### EXERCISE TASK
Go through the listing and copy every line word for word.

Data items

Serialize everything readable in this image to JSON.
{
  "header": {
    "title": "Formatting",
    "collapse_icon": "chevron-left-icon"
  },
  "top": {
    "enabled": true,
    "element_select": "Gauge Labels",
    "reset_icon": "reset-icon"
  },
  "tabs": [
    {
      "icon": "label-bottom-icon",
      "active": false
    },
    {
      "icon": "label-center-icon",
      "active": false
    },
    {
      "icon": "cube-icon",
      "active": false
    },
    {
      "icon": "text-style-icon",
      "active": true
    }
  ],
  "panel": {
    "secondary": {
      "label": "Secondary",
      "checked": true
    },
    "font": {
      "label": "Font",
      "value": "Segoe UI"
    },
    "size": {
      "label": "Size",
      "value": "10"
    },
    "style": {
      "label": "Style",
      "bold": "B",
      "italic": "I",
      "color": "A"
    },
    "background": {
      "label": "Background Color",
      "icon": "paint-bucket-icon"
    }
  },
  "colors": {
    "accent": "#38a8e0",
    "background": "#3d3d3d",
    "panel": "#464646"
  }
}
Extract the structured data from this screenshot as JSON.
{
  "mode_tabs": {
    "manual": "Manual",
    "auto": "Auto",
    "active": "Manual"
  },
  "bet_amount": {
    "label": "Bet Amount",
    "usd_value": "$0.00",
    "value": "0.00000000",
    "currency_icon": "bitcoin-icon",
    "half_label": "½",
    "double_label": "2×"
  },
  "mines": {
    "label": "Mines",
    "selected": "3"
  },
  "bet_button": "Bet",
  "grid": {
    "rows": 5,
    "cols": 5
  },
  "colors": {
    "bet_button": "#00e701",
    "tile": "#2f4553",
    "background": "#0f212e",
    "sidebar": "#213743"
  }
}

### FULL RESPONSE
Serialize everything readable in this image to JSON.
{
  "header": {
    "title": "Formatting",
    "collapse_icon": "chevron-left-icon"
  },
  "top": {
    "enabled": true,
    "element_select": "Gauge Labels",
    "reset_icon": "reset-icon"
  },
  "tabs": [
    {
      "icon": "label-bottom-icon",
      "active": false
    },
    {
      "icon": "label-center-icon",
      "active": false
    },
    {
      "icon": "cube-icon",
      "active": false
    },
    {
      "icon": "text-style-icon",
      "active": true
    }
  ],
  "panel": {
    "secondary": {
      "label": "Secondary",
      "checked": true
    },
    "font": {
      "label": "Font",
      "value": "Segoe UI"
    },
    "size": {
      "label": "Size",
      "value": "10"
    },
    "style": {
      "label": "Style",
      "bold": "B",
      "italic": "I",
      "color": "A"
    },
    "background": {
      "label": "Background Color",
      "icon": "paint-bucket-icon"
    }
  },
  "colors": {
    "accent": "#38a8e0",
    "background": "#3d3d3d",
    "panel": "#464646"
  }
}
Extract the structured data from this screenshot as JSON.
{
  "mode_tabs": {
    "manual": "Manual",
    "auto": "Auto",
    "active": "Manual"
  },
  "bet_amount": {
    "label": "Bet Amount",
    "usd_value": "$0.00",
    "value": "0.00000000",
    "currency_icon": "bitcoin-icon",
    "half_label": "½",
    "double_label": "2×"
  },
  "mines": {
    "label": "Mines",
    "selected": "3"
  },
  "bet_button": "Bet",
  "grid": {
    "rows": 5,
    "cols": 5
  },
  "colors": {
    "bet_button": "#00e701",
    "tile": "#2f4553",
    "background": "#0f212e",
    "sidebar": "#213743"
  }
}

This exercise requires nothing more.